Aim of the exercise ▸
Print out each entry below exactly, please.

Data excerpts ▸
::::

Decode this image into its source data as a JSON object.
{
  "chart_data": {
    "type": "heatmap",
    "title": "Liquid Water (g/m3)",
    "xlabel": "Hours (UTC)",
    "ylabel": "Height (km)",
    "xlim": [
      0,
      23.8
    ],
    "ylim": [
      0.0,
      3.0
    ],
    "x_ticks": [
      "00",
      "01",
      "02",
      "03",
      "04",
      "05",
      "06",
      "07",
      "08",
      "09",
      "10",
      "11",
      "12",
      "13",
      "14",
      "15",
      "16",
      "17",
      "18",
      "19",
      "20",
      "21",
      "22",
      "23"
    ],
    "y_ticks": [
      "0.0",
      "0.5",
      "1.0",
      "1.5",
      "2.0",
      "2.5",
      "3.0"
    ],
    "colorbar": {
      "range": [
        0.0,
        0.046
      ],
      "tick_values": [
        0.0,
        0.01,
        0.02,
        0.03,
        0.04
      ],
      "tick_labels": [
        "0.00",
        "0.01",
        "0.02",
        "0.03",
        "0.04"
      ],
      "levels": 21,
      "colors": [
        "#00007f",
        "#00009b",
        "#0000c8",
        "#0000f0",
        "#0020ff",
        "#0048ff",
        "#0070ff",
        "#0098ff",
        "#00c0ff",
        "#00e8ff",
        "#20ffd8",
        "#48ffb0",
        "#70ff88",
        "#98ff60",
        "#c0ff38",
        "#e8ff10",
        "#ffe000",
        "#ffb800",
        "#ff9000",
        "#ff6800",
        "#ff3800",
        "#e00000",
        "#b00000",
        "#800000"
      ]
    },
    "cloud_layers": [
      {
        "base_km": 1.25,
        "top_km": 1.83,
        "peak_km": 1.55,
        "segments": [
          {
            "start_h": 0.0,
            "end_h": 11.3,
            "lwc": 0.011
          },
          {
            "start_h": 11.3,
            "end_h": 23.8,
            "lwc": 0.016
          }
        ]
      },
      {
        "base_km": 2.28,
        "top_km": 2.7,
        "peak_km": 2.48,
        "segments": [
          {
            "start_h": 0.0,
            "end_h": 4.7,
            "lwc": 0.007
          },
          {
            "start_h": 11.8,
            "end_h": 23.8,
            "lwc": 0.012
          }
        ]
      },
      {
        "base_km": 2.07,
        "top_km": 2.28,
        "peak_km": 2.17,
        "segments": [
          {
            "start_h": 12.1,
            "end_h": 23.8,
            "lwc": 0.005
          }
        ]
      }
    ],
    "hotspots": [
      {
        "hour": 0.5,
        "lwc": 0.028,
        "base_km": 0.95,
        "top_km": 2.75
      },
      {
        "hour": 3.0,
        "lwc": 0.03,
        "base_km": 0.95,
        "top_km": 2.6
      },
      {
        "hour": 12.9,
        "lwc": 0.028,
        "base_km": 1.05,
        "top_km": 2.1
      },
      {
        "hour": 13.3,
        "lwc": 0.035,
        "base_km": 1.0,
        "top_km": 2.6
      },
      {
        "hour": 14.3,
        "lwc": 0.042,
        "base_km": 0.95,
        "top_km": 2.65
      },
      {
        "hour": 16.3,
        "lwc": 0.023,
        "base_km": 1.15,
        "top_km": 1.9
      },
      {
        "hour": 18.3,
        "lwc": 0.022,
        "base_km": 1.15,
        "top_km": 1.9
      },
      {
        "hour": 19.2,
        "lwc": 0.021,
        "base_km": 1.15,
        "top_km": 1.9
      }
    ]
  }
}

::::

Exercise solution ▸
Decode this image into its source data as a JSON object.
{
  "chart_data": {
    "type": "heatmap",
    "title": "Liquid Water (g/m3)",
    "xlabel": "Hours (UTC)",
    "ylabel": "Height (km)",
    "xlim": [
      0,
      23.8
    ],
    "ylim": [
      0.0,
      3.0
    ],
    "x_ticks": [
      "00",
      "01",
      "02",
      "03",
      "04",
      "05",
      "06",
      "07",
      "08",
      "09",
      "10",
      "11",
      "12",
      "13",
      "14",
      "15",
      "16",
      "17",
      "18",
      "19",
      "20",
      "21",
      "22",
      "23"
    ],
    "y_ticks": [
      "0.0",
      "0.5",
      "1.0",
      "1.5",
      "2.0",
      "2.5",
      "3.0"
    ],
    "colorbar": {
      "range": [
        0.0,
        0.046
      ],
      "tick_values": [
        0.0,
        0.01,
        0.02,
        0.03,
        0.04
      ],
      "tick_labels": [
        "0.00",
        "0.01",
        "0.02",
        "0.03",
        "0.04"
      ],
      "levels": 21,
      "colors": [
        "#00007f",
        "#00009b",
        "#0000c8",
        "#0000f0",
        "#0020ff",
        "#0048ff",
        "#0070ff",
        "#0098ff",
        "#00c0ff",
        "#00e8ff",
        "#20ffd8",
        "#48ffb0",
        "#70ff88",
        "#98ff60",
        "#c0ff38",
        "#e8ff10",
        "#ffe000",
        "#ffb800",
        "#ff9000",
        "#ff6800",
        "#ff3800",
        "#e00000",
        "#b00000",
        "#800000"
      ]
    },
    "cloud_layers": [
      {
        "base_km": 1.25,
        "top_km": 1.83,
        "peak_km": 1.55,
        "segments": [
          {
            "start_h": 0.0,
            "end_h": 11.3,
            "lwc": 0.011
          },
          {
            "start_h": 11.3,
            "end_h": 23.8,
            "lwc": 0.016
          }
        ]
      },
      {
        "base_km": 2.28,
        "top_km": 2.7,
        "peak_km": 2.48,
        "segments": [
          {
            "start_h": 0.0,
            "end_h": 4.7,
            "lwc": 0.007
          },
          {
            "start_h": 11.8,
            "end_h": 23.8,
            "lwc": 0.012
          }
        ]
      },
      {
        "base_km": 2.07,
        "top_km": 2.28,
        "peak_km": 2.17,
        "segments": [
          {
            "start_h": 12.1,
            "end_h": 23.8,
            "lwc": 0.005
          }
        ]
      }
    ],
    "hotspots": [
      {
        "hour": 0.5,
        "lwc": 0.028,
        "base_km": 0.95,
        "top_km": 2.75
      },
      {
        "hour": 3.0,
        "lwc": 0.03,
        "base_km": 0.95,
        "top_km": 2.6
      },
      {
        "hour": 12.9,
        "lwc": 0.028,
        "base_km": 1.05,
        "top_km": 2.1
      },
      {
        "hour": 13.3,
        "lwc": 0.035,
        "base_km": 1.0,
        "top_km": 2.6
      },
      {
        "hour": 14.3,
        "lwc": 0.042,
        "base_km": 0.95,
        "top_km": 2.65
      },
      {
        "hour": 16.3,
        "lwc": 0.023,
        "base_km": 1.15,
        "top_km": 1.9
      },
      {
        "hour": 18.3,
        "lwc": 0.022,
        "base_km": 1.15,
        "top_km": 1.9
      },
      {
        "hour": 19.2,
        "lwc": 0.021,
        "base_km": 1.15,
        "top_km": 1.9
      }
    ]
  }
}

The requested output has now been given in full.